» **Given instruction**:
Would it be possible to write out each entry below exactly, without the pictures?

» **Source data**:

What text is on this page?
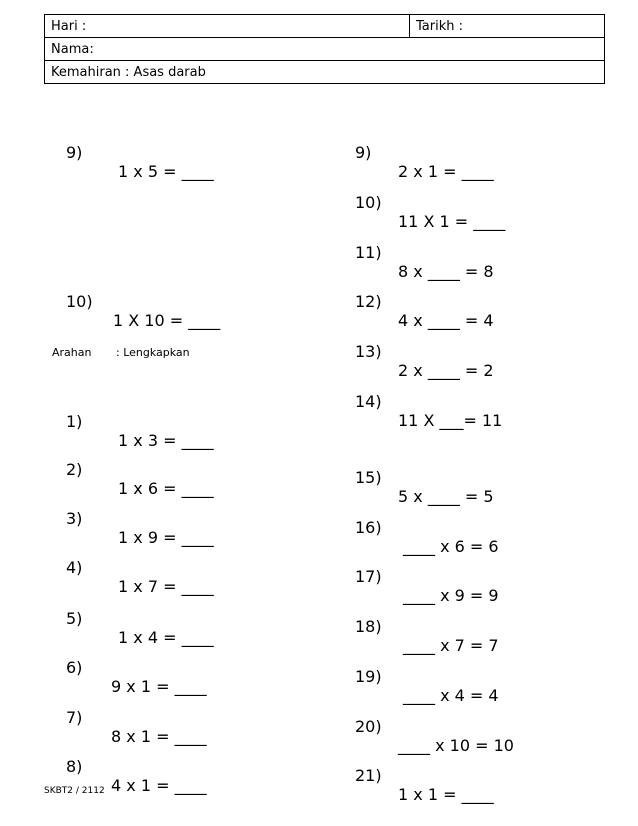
Hari :	Tarikh :
Nama:
Kemahiran : Asas darab

9)

1 x 5 = ____

10)

1 X 10 = ____

Arahan : Lengkapkan

1)

1 x 3 = ____

2)

1 x 6 = ____

3)

1 x 9 = ____

4)

1 x 7 = ____

5)

1 x 4 = ____

6)

9 x 1 = ____

7)

8 x 1 = ____

8)

4 x 1 = ____

9)

2 x 1 = ____

10)

11 X 1 = ____

11)

8 x ____ = 8

12)

4 x ____ = 4

13)

2 x ____ = 2

14)

11 X ___= 11

15)

5 x ____ = 5

16)

____ x 6 = 6

17)

____ x 9 = 9

18)

____ x 7 = 7

19)

____ x 4 = 4

20)

____ x 10 = 10

21)

1 x 1 = ____

SKBT2 / 2112
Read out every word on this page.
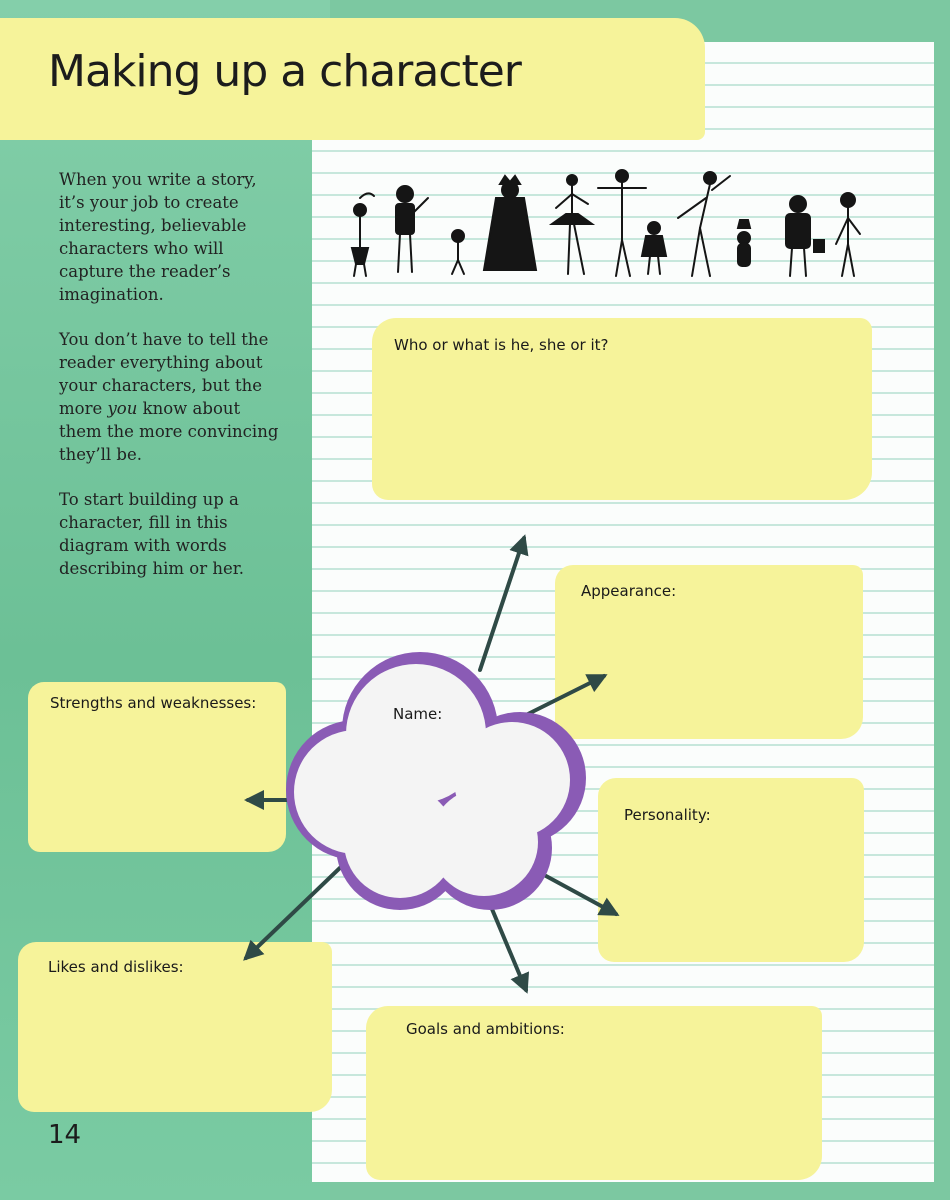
Making up a character

When you write a story, it’s your job to create interesting, believable characters who will capture the reader’s imagination.

You don’t have to tell the reader everything about your characters, but the more you know about them the more convincing they’ll be.

To start building up a character, fill in this diagram with words describing him or her.

Name:
Who or what is he, she or it?
Appearance:
Personality:
Strengths and weaknesses:
Likes and dislikes:
Goals and ambitions:
14
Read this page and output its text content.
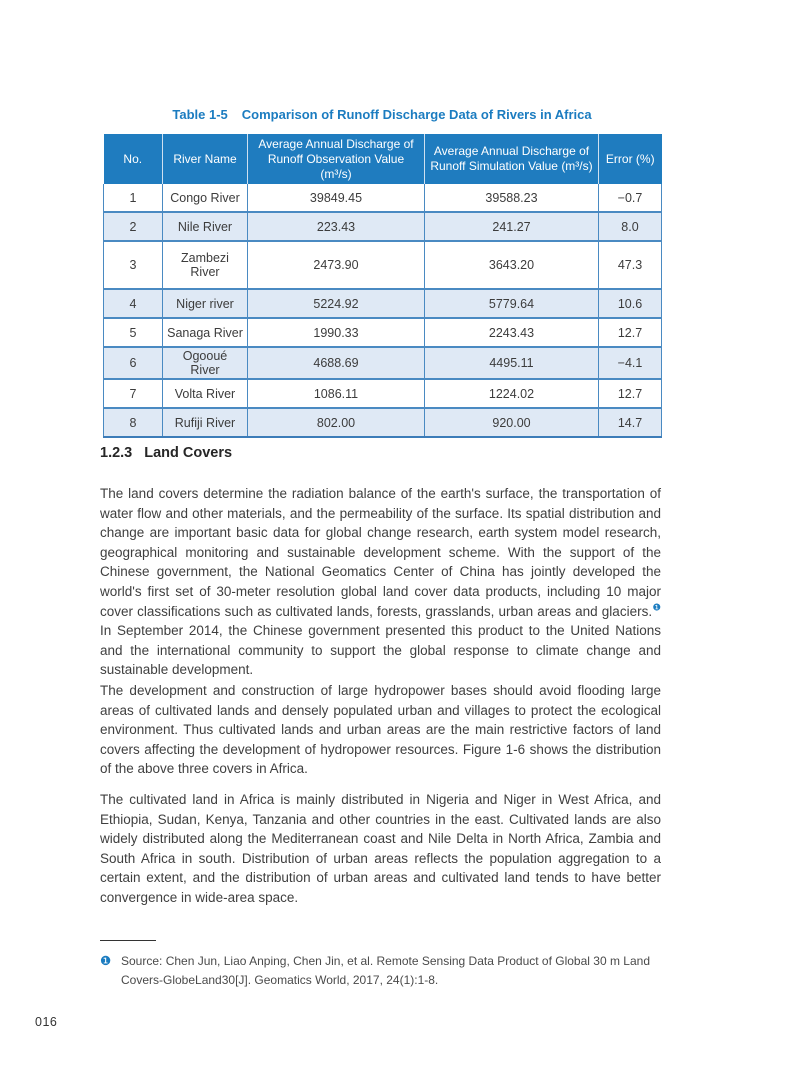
Table 1-5 Comparison of Runoff Discharge Data of Rivers in Africa
No.	River Name	Average Annual Discharge of Runoff Observation Value (m³/s)	Average Annual Discharge of Runoff Simulation Value (m³/s)	Error (%)
1	Congo River	39849.45	39588.23	−0.7
2	Nile River	223.43	241.27	8.0
3	Zambezi River	2473.90	3643.20	47.3
4	Niger river	5224.92	5779.64	10.6
5	Sanaga River	1990.33	2243.43	12.7
6	Ogooué River	4688.69	4495.11	−4.1
7	Volta River	1086.11	1224.02	12.7
8	Rufiji River	802.00	920.00	14.7
1.2.3 Land Covers
The land covers determine the radiation balance of the earth's surface, the transportation of water flow and other materials, and the permeability of the surface. Its spatial distribution and change are important basic data for global change research, earth system model research, geographical monitoring and sustainable development scheme. With the support of the Chinese government, the National Geomatics Center of China has jointly developed the world's first set of 30-meter resolution global land cover data products, including 10 major cover classifications such as cultivated lands, forests, grasslands, urban areas and glaciers.$^❶$ In September 2014, the Chinese government presented this product to the United Nations and the international community to support the global response to climate change and sustainable development.
The development and construction of large hydropower bases should avoid flooding large areas of cultivated lands and densely populated urban and villages to protect the ecological environment. Thus cultivated lands and urban areas are the main restrictive factors of land covers affecting the development of hydropower resources. Figure 1-6 shows the distribution of the above three covers in Africa.
The cultivated land in Africa is mainly distributed in Nigeria and Niger in West Africa, and Ethiopia, Sudan, Kenya, Tanzania and other countries in the east. Cultivated lands are also widely distributed along the Mediterranean coast and Nile Delta in North Africa, Zambia and South Africa in south. Distribution of urban areas reflects the population aggregation to a certain extent, and the distribution of urban areas and cultivated land tends to have better convergence in wide-area space.
❶ Source: Chen Jun, Liao Anping, Chen Jin, et al. Remote Sensing Data Product of Global 30 m Land Covers-GlobeLand30[J]. Geomatics World, 2017, 24(1):1-8.
016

» **Finished task**:
What text is on this page?
Hari :	Tarikh :
Nama:
Kemahiran : Asas darab

9)

1 x 5 = ____

10)

1 X 10 = ____

Arahan : Lengkapkan

1)

1 x 3 = ____

2)

1 x 6 = ____

3)

1 x 9 = ____

4)

1 x 7 = ____

5)

1 x 4 = ____

6)

9 x 1 = ____

7)

8 x 1 = ____

8)

4 x 1 = ____

9)

2 x 1 = ____

10)

11 X 1 = ____

11)

8 x ____ = 8

12)

4 x ____ = 4

13)

2 x ____ = 2

14)

11 X ___= 11

15)

5 x ____ = 5

16)

____ x 6 = 6

17)

____ x 9 = 9

18)

____ x 7 = 7

19)

____ x 4 = 4

20)

____ x 10 = 10

21)

1 x 1 = ____

SKBT2 / 2112
Read out every word on this page.
Making up a character

When you write a story, it’s your job to create interesting, believable characters who will capture the reader’s imagination.

You don’t have to tell the reader everything about your characters, but the more you know about them the more convincing they’ll be.

To start building up a character, fill in this diagram with words describing him or her.

Name:
Who or what is he, she or it?
Appearance:
Personality:
Strengths and weaknesses:
Likes and dislikes:
Goals and ambitions:
14
Read this page and output its text content.
Table 1-5 Comparison of Runoff Discharge Data of Rivers in Africa
No.	River Name	Average Annual Discharge of Runoff Observation Value (m³/s)	Average Annual Discharge of Runoff Simulation Value (m³/s)	Error (%)
1	Congo River	39849.45	39588.23	−0.7
2	Nile River	223.43	241.27	8.0
3	Zambezi River	2473.90	3643.20	47.3
4	Niger river	5224.92	5779.64	10.6
5	Sanaga River	1990.33	2243.43	12.7
6	Ogooué River	4688.69	4495.11	−4.1
7	Volta River	1086.11	1224.02	12.7
8	Rufiji River	802.00	920.00	14.7
1.2.3 Land Covers
The land covers determine the radiation balance of the earth's surface, the transportation of water flow and other materials, and the permeability of the surface. Its spatial distribution and change are important basic data for global change research, earth system model research, geographical monitoring and sustainable development scheme. With the support of the Chinese government, the National Geomatics Center of China has jointly developed the world's first set of 30-meter resolution global land cover data products, including 10 major cover classifications such as cultivated lands, forests, grasslands, urban areas and glaciers.$^❶$ In September 2014, the Chinese government presented this product to the United Nations and the international community to support the global response to climate change and sustainable development.
The development and construction of large hydropower bases should avoid flooding large areas of cultivated lands and densely populated urban and villages to protect the ecological environment. Thus cultivated lands and urban areas are the main restrictive factors of land covers affecting the development of hydropower resources. Figure 1-6 shows the distribution of the above three covers in Africa.
The cultivated land in Africa is mainly distributed in Nigeria and Niger in West Africa, and Ethiopia, Sudan, Kenya, Tanzania and other countries in the east. Cultivated lands are also widely distributed along the Mediterranean coast and Nile Delta in North Africa, Zambia and South Africa in south. Distribution of urban areas reflects the population aggregation to a certain extent, and the distribution of urban areas and cultivated land tends to have better convergence in wide-area space.
❶ Source: Chen Jun, Liao Anping, Chen Jin, et al. Remote Sensing Data Product of Global 30 m Land Covers-GlobeLand30[J]. Geomatics World, 2017, 24(1):1-8.
016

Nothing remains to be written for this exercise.